-- Begin SUPPLIED MATERIAL --
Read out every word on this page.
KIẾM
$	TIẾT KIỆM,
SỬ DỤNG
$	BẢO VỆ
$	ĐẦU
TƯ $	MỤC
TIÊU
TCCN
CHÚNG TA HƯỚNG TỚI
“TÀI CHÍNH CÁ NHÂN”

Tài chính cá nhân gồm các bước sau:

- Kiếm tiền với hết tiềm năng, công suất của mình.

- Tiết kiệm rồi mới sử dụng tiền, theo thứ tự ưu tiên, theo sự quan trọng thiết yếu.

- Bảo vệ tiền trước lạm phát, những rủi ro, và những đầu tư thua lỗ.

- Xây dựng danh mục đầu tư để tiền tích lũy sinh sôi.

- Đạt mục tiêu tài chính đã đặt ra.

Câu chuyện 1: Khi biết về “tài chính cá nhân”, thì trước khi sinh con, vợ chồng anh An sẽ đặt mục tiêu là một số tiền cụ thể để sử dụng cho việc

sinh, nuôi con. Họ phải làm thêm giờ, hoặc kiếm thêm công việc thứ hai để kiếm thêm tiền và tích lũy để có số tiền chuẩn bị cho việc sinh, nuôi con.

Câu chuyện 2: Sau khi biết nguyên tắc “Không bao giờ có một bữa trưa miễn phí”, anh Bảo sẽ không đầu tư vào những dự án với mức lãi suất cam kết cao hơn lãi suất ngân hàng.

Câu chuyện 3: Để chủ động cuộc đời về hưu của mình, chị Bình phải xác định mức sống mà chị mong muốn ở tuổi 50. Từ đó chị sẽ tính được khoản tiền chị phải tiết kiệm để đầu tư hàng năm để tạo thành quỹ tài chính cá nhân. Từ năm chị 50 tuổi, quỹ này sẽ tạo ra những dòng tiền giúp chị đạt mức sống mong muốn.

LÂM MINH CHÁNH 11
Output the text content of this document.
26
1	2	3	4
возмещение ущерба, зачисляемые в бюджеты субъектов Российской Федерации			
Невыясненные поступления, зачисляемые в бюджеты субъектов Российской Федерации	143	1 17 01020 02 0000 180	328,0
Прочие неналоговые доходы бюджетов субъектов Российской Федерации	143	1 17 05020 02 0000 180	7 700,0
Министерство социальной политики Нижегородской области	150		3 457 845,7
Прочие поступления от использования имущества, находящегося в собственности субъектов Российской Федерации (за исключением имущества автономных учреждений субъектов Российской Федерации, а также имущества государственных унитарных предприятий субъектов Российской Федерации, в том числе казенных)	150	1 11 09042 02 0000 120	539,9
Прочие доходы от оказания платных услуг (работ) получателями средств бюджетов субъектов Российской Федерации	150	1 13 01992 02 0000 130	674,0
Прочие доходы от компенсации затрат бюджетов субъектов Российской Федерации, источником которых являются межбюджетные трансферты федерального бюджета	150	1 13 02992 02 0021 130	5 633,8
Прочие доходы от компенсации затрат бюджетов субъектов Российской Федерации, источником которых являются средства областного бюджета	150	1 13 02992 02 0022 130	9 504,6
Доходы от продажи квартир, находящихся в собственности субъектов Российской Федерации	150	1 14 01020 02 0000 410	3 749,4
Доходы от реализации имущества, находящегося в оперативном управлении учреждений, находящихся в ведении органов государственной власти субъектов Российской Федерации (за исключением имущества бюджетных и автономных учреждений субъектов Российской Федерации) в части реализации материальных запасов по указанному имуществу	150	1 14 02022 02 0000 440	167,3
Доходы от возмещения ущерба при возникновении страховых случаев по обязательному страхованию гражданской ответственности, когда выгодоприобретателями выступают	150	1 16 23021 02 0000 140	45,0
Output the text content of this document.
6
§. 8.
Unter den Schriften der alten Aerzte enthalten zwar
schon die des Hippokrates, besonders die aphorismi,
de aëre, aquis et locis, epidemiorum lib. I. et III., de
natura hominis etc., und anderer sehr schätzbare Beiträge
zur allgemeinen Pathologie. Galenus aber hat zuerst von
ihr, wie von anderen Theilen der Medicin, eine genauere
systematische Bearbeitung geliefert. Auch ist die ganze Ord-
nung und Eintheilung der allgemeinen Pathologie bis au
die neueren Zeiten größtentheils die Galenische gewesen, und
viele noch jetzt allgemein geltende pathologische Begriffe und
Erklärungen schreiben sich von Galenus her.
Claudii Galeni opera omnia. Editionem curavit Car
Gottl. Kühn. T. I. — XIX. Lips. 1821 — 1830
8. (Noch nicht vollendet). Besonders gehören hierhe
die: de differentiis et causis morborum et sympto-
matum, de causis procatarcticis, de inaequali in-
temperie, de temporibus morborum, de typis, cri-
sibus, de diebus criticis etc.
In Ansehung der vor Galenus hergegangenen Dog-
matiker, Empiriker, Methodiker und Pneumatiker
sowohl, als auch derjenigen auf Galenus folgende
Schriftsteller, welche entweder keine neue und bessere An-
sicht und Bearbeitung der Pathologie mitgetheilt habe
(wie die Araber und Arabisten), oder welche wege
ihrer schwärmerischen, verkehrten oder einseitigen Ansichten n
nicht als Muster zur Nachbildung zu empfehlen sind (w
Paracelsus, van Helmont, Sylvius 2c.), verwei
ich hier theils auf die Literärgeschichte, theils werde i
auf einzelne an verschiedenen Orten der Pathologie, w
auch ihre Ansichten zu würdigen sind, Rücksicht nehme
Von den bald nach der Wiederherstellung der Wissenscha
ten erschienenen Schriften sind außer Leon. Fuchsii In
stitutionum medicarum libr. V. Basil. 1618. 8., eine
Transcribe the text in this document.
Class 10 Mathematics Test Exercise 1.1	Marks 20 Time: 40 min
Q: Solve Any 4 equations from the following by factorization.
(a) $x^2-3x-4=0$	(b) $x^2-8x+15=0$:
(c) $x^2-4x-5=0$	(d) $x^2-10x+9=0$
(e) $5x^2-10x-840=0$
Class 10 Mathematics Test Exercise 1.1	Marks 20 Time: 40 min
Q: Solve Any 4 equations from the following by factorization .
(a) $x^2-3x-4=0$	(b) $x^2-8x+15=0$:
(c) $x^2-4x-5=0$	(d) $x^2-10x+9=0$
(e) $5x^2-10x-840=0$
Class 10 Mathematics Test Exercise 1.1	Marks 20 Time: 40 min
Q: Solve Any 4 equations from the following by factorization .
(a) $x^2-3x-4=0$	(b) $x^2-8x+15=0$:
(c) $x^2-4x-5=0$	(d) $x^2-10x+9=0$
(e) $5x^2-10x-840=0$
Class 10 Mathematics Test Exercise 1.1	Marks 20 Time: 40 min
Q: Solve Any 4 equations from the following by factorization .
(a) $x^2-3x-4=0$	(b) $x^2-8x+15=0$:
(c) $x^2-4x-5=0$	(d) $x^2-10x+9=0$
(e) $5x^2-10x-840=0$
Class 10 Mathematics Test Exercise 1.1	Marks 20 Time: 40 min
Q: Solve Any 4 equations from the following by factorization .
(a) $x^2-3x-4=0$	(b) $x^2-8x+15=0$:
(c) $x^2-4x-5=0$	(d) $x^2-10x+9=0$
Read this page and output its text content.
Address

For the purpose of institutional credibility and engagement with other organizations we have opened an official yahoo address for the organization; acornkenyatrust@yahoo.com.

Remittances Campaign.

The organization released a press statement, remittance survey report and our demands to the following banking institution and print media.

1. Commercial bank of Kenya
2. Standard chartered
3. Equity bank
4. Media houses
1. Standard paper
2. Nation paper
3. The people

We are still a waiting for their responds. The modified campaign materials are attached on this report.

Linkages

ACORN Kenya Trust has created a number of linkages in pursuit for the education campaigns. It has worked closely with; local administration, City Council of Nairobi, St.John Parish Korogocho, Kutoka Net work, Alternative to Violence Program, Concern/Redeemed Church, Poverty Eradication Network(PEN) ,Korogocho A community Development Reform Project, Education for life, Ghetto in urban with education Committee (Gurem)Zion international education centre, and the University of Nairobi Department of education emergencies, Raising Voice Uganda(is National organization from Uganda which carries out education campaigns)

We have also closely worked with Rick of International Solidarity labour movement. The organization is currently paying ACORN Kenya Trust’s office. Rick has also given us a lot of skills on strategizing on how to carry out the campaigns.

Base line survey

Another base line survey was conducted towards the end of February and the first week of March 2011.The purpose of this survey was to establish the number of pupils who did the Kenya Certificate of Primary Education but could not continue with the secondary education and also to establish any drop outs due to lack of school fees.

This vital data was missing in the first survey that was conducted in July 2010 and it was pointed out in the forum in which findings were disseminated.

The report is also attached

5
-- End SUPPLIED MATERIAL --
## SET PROBLEM
Search the entries for the word "which" and copy every line that has it.

## EXERCISE RESULT
ACORN Kenya Trust has created a number of linkages in pursuit for the education campaigns. It has worked closely with; local administration, City Council of Nairobi, St.John Parish Korogocho, Kutoka Net work, Alternative to Violence Program, Concern/Redeemed Church, Poverty Eradication Network(PEN) ,Korogocho A community Development Reform Project, Education for life, Ghetto in urban with education Committee (Gurem)Zion international education centre, and the University of Nairobi Department of education emergencies, Raising Voice Uganda(is National organization from Uganda which carries out education campaigns)
This vital data was missing in the first survey that was conducted in July 2010 and it was pointed out in the forum in which findings were disseminated.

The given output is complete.